··· Text section ···

This year’s theme of Navigating Currents aims to do this by showcasing films through a digital platform and featuring short films in the main competition lineup. With these shifts, the festival makes narratives from filmmakers more accessible and variable. Here are my two favorites from the lineup of six short films from Competition Set B.
Kids on Fire (dir. Kyle Nieva)
Exploration of one’s sexuality and gender during adolescence in the Philippine setting is an experience commonly intertwined with religion. Our initial encounters and exposure to such matters are dictated and demonized by religious leaders, emphasizing its harms with no proper clarity. Kids on Fire tackles this through the supernatural: a young boy gaining some kind of divine ability to cause earthquakes whenever he masturbates in his religious camp. The film’s exaggerated and hyperbolic depiction of this provides a satirical look into religious camps’ absurd and obscured treatment of the youth. It’s a comic relief to witness the boy’s confusion about coming to terms with his newfound ability, which is reminiscent of the experience of shame or guilt one deals with as they navigate these acts and feelings commonly depicted as a sin.
Beauty Queen (dir. Myra Aquino)

···

*Jobs*.
1. In the festival review, what does the boy in Kids on Fire cause whenever he masturbates at his religious camp?
2. Reproduce the festival review between "This year’s theme" and "Competition Set B.", inclusive.
3. Resume the festival review from the point where its text stops.
The records are separate material from the festival review.

··· Records provided ···

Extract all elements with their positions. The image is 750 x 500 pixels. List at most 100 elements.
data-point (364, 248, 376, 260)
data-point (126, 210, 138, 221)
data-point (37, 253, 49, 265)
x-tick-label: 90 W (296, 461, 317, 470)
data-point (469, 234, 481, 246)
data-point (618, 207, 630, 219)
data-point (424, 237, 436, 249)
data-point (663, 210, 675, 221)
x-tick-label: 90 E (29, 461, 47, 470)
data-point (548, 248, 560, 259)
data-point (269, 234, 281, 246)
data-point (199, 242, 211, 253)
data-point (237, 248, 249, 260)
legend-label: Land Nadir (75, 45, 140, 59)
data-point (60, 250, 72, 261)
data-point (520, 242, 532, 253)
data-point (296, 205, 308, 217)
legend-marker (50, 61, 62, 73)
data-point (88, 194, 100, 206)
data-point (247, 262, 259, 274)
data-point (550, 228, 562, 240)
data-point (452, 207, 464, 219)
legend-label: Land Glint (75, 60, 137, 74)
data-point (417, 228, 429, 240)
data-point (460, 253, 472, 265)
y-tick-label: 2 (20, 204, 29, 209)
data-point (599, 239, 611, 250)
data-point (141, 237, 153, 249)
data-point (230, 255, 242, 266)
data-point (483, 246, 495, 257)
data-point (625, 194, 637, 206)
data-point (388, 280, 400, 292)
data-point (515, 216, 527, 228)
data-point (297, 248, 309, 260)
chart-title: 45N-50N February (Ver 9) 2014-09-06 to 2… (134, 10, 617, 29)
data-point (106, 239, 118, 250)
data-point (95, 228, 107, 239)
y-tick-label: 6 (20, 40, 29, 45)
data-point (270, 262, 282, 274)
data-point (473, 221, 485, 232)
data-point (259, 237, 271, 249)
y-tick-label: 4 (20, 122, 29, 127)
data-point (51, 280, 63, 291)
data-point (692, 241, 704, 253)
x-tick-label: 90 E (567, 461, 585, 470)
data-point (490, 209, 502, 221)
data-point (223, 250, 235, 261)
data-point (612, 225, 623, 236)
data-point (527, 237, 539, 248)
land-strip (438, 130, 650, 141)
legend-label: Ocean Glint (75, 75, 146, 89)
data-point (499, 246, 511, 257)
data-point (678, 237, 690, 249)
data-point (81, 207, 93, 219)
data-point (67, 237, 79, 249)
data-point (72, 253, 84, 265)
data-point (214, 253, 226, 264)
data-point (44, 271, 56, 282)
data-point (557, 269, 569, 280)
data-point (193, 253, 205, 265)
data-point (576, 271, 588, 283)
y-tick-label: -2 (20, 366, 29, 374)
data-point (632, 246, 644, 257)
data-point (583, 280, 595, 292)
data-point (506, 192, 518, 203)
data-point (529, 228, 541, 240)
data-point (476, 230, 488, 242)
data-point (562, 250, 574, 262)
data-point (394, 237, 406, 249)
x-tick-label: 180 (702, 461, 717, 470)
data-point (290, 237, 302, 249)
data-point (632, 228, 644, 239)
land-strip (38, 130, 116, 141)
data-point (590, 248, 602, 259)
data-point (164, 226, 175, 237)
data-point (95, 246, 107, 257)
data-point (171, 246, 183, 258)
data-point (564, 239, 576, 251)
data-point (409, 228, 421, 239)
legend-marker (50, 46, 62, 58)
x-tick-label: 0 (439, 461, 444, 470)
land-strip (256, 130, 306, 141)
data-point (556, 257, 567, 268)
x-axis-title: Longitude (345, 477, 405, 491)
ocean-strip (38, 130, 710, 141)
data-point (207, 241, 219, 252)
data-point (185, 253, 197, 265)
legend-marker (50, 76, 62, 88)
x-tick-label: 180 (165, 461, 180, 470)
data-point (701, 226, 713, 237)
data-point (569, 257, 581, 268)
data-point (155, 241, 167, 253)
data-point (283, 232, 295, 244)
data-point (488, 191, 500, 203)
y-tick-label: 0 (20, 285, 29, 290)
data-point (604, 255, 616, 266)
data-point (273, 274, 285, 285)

···

*Answers to each task*.
1. He causes earthquakes.

2.
This year’s theme of Navigating Currents aims to do this by showcasing films through a digital platform and featuring short films in the main competition lineup. With these shifts, the festival makes narratives from filmmakers more accessible and variable. Here are my two favorites from the lineup of six short films from Competition Set B.

3.
Historical figures in film are often featured in full-length features to fully contextualize the person’s relevance in the present day. Beauty Queen’s usage of the short form proves the medium’s potential in relaying the impact of history in a limited time frame. The opening scene supposedly establishes what’s in store for us: a woman winning a beauty pageant, the crowd cheering for her. However, the following scene takes us somewhere different. The country is now in World War II, and the woman from earlier—who we learn is Remedios—is now living amongst rebel troops attempting to cope with the war. Later on, we learn that Remedios is actually Kummander Liwayway, a rebellion leader of the HUKBALAHAP known for dressing up during battles and encounters against the Japanese. The film’s retelling of Kummander Liwayway’s origins provides an invitation to the portrayal of women beyond the binary conventions of femininity and masculinity; wherein the two cannot necessarily be confined in the kind of women in the Philippine setting.